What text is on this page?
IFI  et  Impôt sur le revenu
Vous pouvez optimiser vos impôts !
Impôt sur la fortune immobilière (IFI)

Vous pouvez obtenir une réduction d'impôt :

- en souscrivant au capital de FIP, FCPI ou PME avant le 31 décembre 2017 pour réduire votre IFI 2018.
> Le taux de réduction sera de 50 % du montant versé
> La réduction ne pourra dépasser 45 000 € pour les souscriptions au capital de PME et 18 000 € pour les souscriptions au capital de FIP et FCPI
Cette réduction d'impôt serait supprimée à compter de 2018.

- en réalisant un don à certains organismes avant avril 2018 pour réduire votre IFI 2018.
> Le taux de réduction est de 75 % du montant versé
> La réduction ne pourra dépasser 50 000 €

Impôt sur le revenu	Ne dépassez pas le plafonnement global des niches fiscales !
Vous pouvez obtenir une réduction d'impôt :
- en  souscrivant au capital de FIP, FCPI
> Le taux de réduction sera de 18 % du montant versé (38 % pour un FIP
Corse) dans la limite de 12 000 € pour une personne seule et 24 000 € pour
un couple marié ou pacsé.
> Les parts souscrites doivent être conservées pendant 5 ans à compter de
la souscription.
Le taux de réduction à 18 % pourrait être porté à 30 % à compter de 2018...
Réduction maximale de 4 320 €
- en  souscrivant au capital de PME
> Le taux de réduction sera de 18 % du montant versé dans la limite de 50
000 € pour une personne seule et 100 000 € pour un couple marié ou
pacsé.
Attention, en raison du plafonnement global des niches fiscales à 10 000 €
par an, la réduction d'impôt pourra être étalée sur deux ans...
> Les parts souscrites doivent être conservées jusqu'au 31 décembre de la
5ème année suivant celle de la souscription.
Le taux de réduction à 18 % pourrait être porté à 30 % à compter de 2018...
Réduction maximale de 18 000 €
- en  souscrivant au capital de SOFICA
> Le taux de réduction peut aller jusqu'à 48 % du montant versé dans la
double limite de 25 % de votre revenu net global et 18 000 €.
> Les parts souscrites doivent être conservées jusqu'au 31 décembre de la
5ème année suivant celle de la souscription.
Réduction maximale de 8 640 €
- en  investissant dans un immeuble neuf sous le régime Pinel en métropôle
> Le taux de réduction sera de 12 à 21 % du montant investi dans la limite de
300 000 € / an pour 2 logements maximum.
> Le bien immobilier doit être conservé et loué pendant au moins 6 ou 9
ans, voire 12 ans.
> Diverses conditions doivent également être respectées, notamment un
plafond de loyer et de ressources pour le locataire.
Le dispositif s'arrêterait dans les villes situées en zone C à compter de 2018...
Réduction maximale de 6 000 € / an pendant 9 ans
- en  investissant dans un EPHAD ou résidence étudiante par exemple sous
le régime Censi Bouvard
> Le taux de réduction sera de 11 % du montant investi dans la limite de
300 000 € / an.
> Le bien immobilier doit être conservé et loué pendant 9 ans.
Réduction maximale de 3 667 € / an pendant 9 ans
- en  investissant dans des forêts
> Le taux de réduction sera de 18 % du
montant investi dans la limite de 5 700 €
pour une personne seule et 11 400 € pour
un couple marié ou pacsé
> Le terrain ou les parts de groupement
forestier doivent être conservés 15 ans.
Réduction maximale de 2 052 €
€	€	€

# # #

▶ Aim:
Scan the entries above for the word "votre" and collect each line holding it.

▶ Result below:
- en souscrivant au capital de FIP, FCPI ou PME avant le 31 décembre 2017 pour réduire votre IFI 2018.
- en réalisant un don à certains organismes avant avril 2018 pour réduire votre IFI 2018.
double limite de 25 % de votre revenu net global et 18 000 €.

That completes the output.